What is needed: Filter out everything except lines holding "JSON".
#### Available records ####
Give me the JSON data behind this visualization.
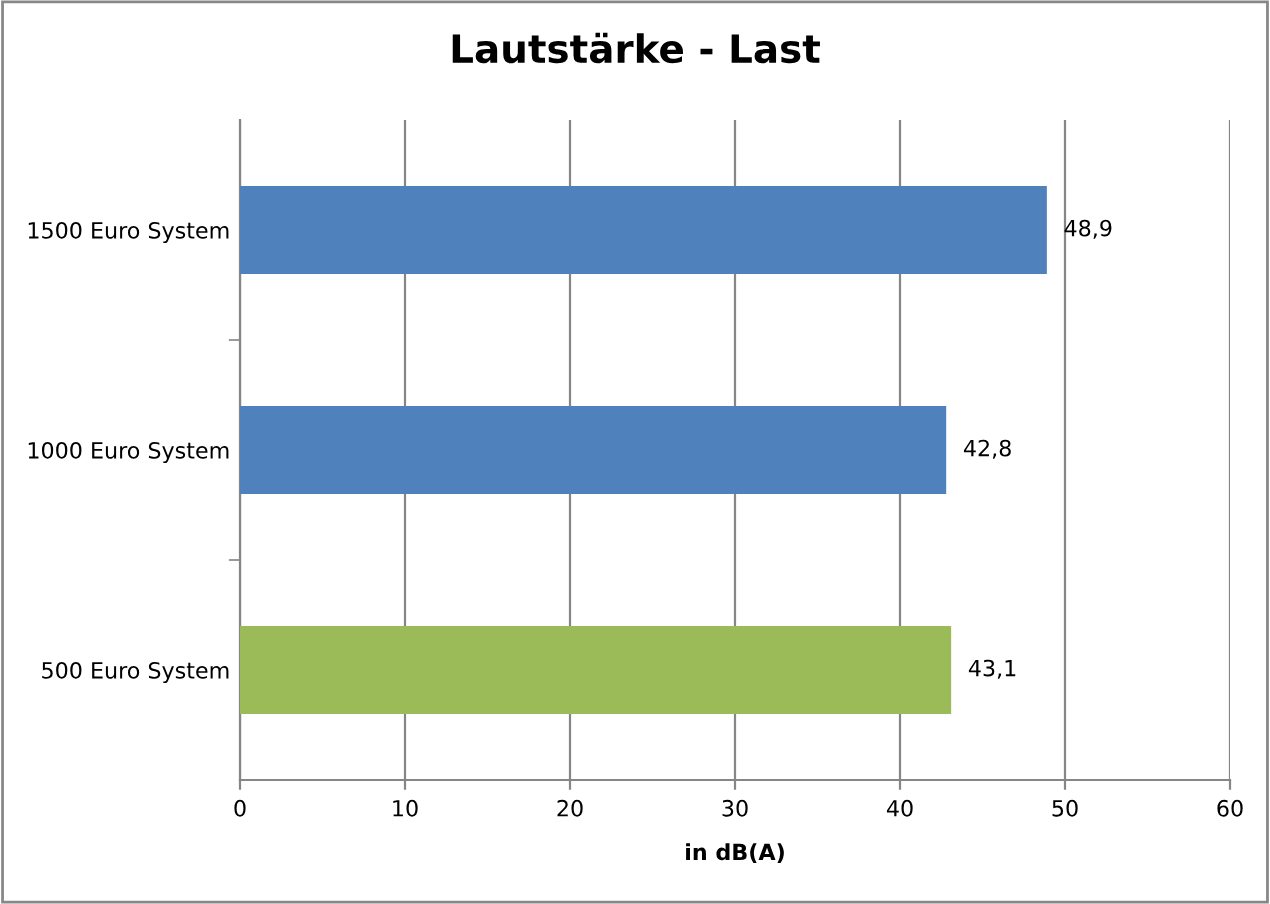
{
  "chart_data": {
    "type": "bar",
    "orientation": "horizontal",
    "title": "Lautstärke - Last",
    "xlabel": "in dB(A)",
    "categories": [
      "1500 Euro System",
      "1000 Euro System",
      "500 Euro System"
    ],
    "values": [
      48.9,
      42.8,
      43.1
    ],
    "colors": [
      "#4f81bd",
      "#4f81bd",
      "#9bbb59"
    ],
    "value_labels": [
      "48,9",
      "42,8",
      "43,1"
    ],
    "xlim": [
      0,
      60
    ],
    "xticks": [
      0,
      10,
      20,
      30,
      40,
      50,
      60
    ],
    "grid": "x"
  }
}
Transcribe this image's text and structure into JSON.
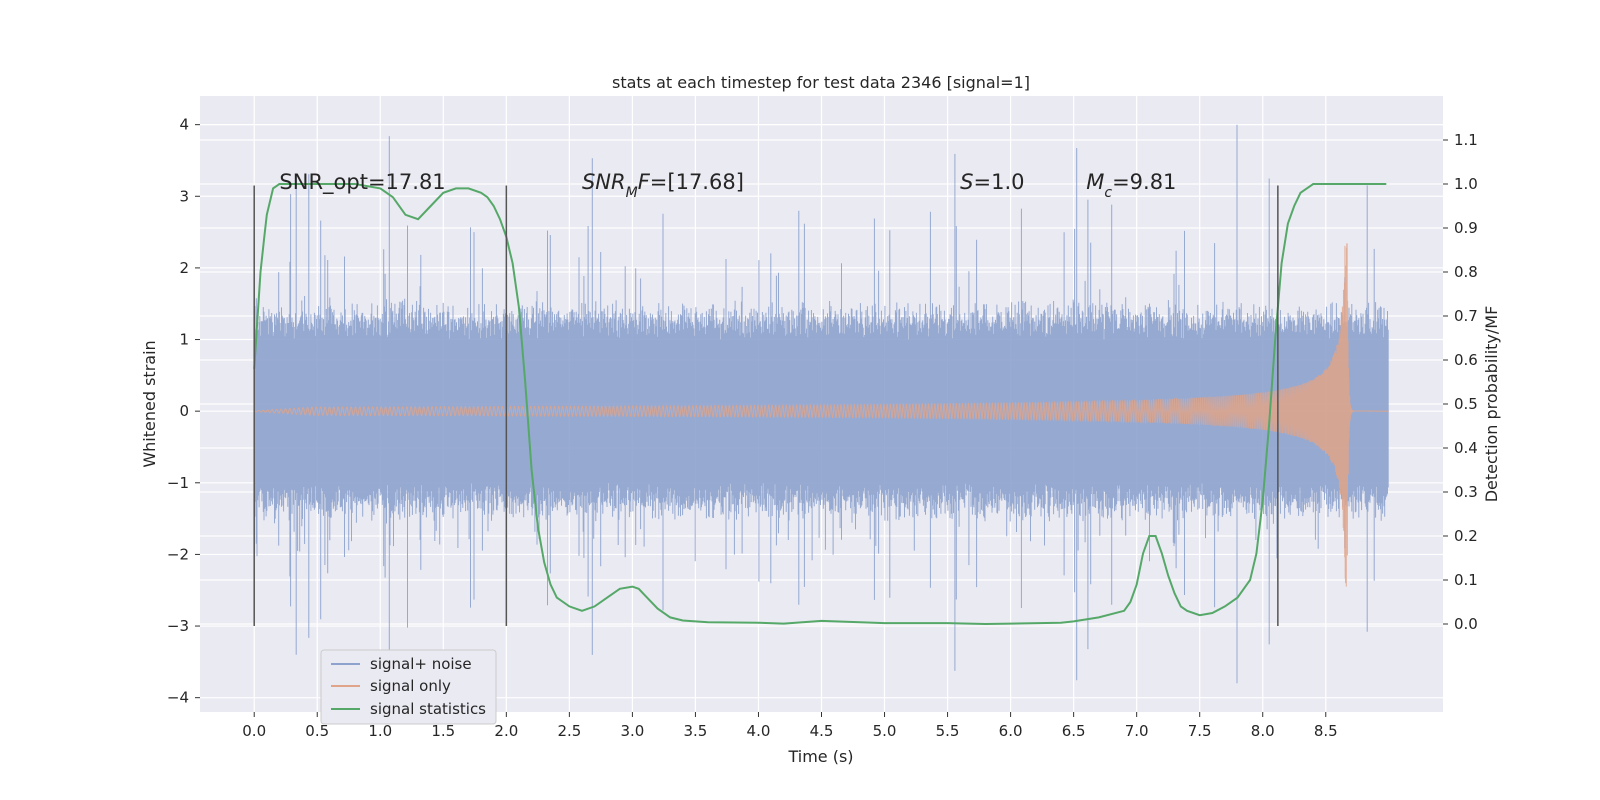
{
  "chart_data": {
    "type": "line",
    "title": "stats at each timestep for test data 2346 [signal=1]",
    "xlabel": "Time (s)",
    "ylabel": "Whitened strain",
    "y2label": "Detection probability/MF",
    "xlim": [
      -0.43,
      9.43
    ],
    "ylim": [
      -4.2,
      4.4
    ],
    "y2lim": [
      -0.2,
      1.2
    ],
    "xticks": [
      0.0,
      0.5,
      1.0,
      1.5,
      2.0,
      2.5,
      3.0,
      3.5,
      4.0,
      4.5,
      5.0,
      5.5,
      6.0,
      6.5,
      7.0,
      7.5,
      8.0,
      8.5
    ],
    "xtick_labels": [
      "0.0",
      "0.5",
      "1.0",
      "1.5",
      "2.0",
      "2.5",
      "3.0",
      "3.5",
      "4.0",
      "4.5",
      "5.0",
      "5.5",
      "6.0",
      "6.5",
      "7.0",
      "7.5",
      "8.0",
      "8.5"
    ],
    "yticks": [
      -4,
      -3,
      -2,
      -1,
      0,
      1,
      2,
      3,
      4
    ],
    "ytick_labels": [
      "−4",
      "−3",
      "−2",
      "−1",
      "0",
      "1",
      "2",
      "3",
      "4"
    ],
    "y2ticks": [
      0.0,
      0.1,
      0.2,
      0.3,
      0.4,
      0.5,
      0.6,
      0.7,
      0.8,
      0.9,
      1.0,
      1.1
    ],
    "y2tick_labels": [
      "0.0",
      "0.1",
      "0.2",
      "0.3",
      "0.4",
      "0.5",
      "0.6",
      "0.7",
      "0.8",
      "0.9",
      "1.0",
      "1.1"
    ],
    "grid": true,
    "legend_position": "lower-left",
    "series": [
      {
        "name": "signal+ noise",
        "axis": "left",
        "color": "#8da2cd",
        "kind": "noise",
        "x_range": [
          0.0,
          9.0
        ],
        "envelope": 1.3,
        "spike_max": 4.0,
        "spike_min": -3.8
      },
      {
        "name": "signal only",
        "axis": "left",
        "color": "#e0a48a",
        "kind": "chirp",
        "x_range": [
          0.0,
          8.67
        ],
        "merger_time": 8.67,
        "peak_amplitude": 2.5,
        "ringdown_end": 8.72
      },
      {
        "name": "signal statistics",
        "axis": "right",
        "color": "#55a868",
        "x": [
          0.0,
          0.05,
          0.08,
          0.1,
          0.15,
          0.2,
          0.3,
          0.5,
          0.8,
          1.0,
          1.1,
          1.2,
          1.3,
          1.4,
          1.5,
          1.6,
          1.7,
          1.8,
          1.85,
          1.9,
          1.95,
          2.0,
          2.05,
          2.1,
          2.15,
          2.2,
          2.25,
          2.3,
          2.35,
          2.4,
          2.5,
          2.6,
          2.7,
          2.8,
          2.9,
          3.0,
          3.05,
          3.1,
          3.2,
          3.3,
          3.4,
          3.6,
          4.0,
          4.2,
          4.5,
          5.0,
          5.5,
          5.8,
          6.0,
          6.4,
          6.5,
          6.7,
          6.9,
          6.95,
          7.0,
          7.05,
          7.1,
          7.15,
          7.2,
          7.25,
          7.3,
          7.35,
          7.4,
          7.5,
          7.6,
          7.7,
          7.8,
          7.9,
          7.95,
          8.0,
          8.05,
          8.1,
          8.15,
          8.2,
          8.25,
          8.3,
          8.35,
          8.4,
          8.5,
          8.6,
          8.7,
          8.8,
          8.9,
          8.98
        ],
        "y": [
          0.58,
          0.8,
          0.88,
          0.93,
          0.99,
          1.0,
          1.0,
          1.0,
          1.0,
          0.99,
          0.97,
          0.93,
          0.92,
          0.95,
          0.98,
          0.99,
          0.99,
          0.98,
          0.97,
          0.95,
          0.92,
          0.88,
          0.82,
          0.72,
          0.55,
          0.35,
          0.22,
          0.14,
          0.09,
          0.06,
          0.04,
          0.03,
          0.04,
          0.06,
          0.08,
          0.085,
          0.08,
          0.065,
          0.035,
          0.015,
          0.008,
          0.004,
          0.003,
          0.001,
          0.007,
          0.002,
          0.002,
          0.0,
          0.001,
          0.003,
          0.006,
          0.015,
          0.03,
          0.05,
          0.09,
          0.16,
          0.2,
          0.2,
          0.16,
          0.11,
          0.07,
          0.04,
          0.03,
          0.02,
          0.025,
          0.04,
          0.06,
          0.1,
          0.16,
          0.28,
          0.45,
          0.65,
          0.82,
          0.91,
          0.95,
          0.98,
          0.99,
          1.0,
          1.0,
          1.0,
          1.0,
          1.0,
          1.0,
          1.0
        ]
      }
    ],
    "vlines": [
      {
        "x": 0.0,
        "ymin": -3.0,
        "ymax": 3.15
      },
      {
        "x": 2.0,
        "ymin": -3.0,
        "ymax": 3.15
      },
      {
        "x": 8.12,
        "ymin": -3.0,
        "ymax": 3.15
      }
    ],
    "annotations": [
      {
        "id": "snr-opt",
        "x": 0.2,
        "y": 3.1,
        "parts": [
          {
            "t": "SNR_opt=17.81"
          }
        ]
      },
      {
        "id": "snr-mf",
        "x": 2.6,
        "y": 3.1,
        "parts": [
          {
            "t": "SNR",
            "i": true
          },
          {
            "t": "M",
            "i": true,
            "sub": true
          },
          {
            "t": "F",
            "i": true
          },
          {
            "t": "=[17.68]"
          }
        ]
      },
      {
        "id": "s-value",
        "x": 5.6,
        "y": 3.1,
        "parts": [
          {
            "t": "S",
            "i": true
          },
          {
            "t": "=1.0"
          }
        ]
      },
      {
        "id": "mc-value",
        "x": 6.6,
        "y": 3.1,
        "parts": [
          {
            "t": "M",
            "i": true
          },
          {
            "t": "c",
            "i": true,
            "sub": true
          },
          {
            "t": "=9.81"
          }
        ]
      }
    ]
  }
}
####
Exercise answer:
Give me the JSON data behind this visualization.
Transcribe this image's text and structure into JSON.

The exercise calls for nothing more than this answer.